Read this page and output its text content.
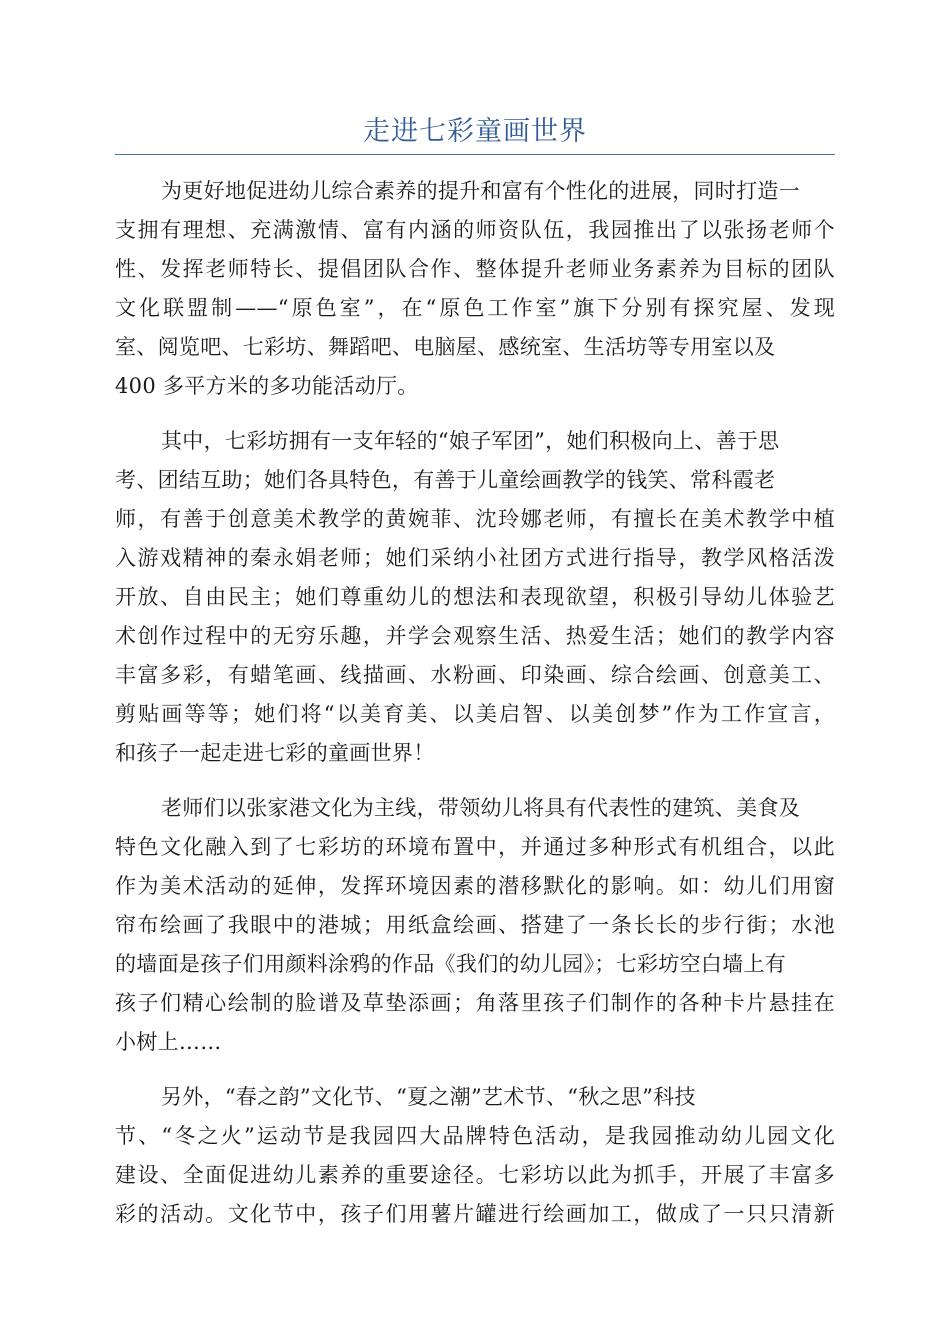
走进七彩童画世界

为更好地促进幼儿综合素养的提升和富有个性化的进展，同时打造一
支拥有理想、充满激情、富有内涵的师资队伍，我园推出了以张扬老师个
性、发挥老师特长、提倡团队合作、整体提升老师业务素养为目标的团队
文化联盟制——“原色室”，在“原色工作室”旗下分别有探究屋、发现
室、阅览吧、七彩坊、舞蹈吧、电脑屋、感统室、生活坊等专用室以及
400 多平方米的多功能活动厅。

其中，七彩坊拥有一支年轻的“娘子军团”，她们积极向上、善于思
考、团结互助；她们各具特色，有善于儿童绘画教学的钱笑、常科霞老
师，有善于创意美术教学的黄婉菲、沈玲娜老师，有擅长在美术教学中植
入游戏精神的秦永娟老师；她们采纳小社团方式进行指导，教学风格活泼
开放、自由民主；她们尊重幼儿的想法和表现欲望，积极引导幼儿体验艺
术创作过程中的无穷乐趣，并学会观察生活、热爱生活；她们的教学内容
丰富多彩，有蜡笔画、线描画、水粉画、印染画、综合绘画、创意美工、
剪贴画等等；她们将“以美育美、以美启智、以美创梦”作为工作宣言，
和孩子一起走进七彩的童画世界！

老师们以张家港文化为主线，带领幼儿将具有代表性的建筑、美食及
特色文化融入到了七彩坊的环境布置中，并通过多种形式有机组合，以此
作为美术活动的延伸，发挥环境因素的潜移默化的影响。如：幼儿们用窗
帘布绘画了我眼中的港城；用纸盒绘画、搭建了一条长长的步行街；水池
的墙面是孩子们用颜料涂鸦的作品《我们的幼儿园》；七彩坊空白墙上有
孩子们精心绘制的脸谱及草垫添画；角落里孩子们制作的各种卡片悬挂在
小树上……

另外，“春之韵”文化节、“夏之潮”艺术节、“秋之思”科技
节、“冬之火”运动节是我园四大品牌特色活动，是我园推动幼儿园文化
建设、全面促进幼儿素养的重要途径。七彩坊以此为抓手，开展了丰富多
彩的活动。文化节中，孩子们用薯片罐进行绘画加工，做成了一只只清新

________

WHAT YOU NEED TO DO:
Reproduce every line of the material precisely, omitting its pictures.

REPLY TO THE EXERCISE:
Read this page and output its text content.
走进七彩童画世界

为更好地促进幼儿综合素养的提升和富有个性化的进展，同时打造一
支拥有理想、充满激情、富有内涵的师资队伍，我园推出了以张扬老师个
性、发挥老师特长、提倡团队合作、整体提升老师业务素养为目标的团队
文化联盟制——“原色室”，在“原色工作室”旗下分别有探究屋、发现
室、阅览吧、七彩坊、舞蹈吧、电脑屋、感统室、生活坊等专用室以及
400 多平方米的多功能活动厅。

其中，七彩坊拥有一支年轻的“娘子军团”，她们积极向上、善于思
考、团结互助；她们各具特色，有善于儿童绘画教学的钱笑、常科霞老
师，有善于创意美术教学的黄婉菲、沈玲娜老师，有擅长在美术教学中植
入游戏精神的秦永娟老师；她们采纳小社团方式进行指导，教学风格活泼
开放、自由民主；她们尊重幼儿的想法和表现欲望，积极引导幼儿体验艺
术创作过程中的无穷乐趣，并学会观察生活、热爱生活；她们的教学内容
丰富多彩，有蜡笔画、线描画、水粉画、印染画、综合绘画、创意美工、
剪贴画等等；她们将“以美育美、以美启智、以美创梦”作为工作宣言，
和孩子一起走进七彩的童画世界！

老师们以张家港文化为主线，带领幼儿将具有代表性的建筑、美食及
特色文化融入到了七彩坊的环境布置中，并通过多种形式有机组合，以此
作为美术活动的延伸，发挥环境因素的潜移默化的影响。如：幼儿们用窗
帘布绘画了我眼中的港城；用纸盒绘画、搭建了一条长长的步行街；水池
的墙面是孩子们用颜料涂鸦的作品《我们的幼儿园》；七彩坊空白墙上有
孩子们精心绘制的脸谱及草垫添画；角落里孩子们制作的各种卡片悬挂在
小树上……

另外，“春之韵”文化节、“夏之潮”艺术节、“秋之思”科技
节、“冬之火”运动节是我园四大品牌特色活动，是我园推动幼儿园文化
建设、全面促进幼儿素养的重要途径。七彩坊以此为抓手，开展了丰富多
彩的活动。文化节中，孩子们用薯片罐进行绘画加工，做成了一只只清新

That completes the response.